[Data records]
= = = = = = =
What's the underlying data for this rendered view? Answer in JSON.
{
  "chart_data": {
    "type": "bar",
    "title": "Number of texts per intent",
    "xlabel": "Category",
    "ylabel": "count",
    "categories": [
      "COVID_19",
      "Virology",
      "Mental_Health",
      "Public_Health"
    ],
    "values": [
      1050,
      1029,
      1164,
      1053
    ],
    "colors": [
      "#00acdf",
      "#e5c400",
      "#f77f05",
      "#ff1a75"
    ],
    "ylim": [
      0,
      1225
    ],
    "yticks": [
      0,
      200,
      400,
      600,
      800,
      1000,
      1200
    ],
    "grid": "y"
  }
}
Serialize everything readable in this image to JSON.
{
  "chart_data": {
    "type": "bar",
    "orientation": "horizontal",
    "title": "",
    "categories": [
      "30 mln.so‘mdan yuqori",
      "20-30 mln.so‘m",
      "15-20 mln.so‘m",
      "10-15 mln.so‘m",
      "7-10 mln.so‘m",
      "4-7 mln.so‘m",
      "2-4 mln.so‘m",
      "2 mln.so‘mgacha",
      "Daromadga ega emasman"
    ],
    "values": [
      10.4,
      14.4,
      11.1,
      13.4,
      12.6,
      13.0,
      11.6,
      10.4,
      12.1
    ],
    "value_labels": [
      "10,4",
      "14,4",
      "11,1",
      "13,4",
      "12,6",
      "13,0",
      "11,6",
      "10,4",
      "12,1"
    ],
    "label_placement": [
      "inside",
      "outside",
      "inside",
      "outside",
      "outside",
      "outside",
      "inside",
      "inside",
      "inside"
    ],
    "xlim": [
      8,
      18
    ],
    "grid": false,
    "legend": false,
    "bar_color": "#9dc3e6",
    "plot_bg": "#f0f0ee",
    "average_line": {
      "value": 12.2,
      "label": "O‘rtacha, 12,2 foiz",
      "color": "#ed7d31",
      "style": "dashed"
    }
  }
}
= = = = = = =
**PROBLEM**
Reproduce the entries above in full, verbatim.

**WRITTEN SOLUTION**
What's the underlying data for this rendered view? Answer in JSON.
{
  "chart_data": {
    "type": "bar",
    "title": "Number of texts per intent",
    "xlabel": "Category",
    "ylabel": "count",
    "categories": [
      "COVID_19",
      "Virology",
      "Mental_Health",
      "Public_Health"
    ],
    "values": [
      1050,
      1029,
      1164,
      1053
    ],
    "colors": [
      "#00acdf",
      "#e5c400",
      "#f77f05",
      "#ff1a75"
    ],
    "ylim": [
      0,
      1225
    ],
    "yticks": [
      0,
      200,
      400,
      600,
      800,
      1000,
      1200
    ],
    "grid": "y"
  }
}
Serialize everything readable in this image to JSON.
{
  "chart_data": {
    "type": "bar",
    "orientation": "horizontal",
    "title": "",
    "categories": [
      "30 mln.so‘mdan yuqori",
      "20-30 mln.so‘m",
      "15-20 mln.so‘m",
      "10-15 mln.so‘m",
      "7-10 mln.so‘m",
      "4-7 mln.so‘m",
      "2-4 mln.so‘m",
      "2 mln.so‘mgacha",
      "Daromadga ega emasman"
    ],
    "values": [
      10.4,
      14.4,
      11.1,
      13.4,
      12.6,
      13.0,
      11.6,
      10.4,
      12.1
    ],
    "value_labels": [
      "10,4",
      "14,4",
      "11,1",
      "13,4",
      "12,6",
      "13,0",
      "11,6",
      "10,4",
      "12,1"
    ],
    "label_placement": [
      "inside",
      "outside",
      "inside",
      "outside",
      "outside",
      "outside",
      "inside",
      "inside",
      "inside"
    ],
    "xlim": [
      8,
      18
    ],
    "grid": false,
    "legend": false,
    "bar_color": "#9dc3e6",
    "plot_bg": "#f0f0ee",
    "average_line": {
      "value": 12.2,
      "label": "O‘rtacha, 12,2 foiz",
      "color": "#ed7d31",
      "style": "dashed"
    }
  }
}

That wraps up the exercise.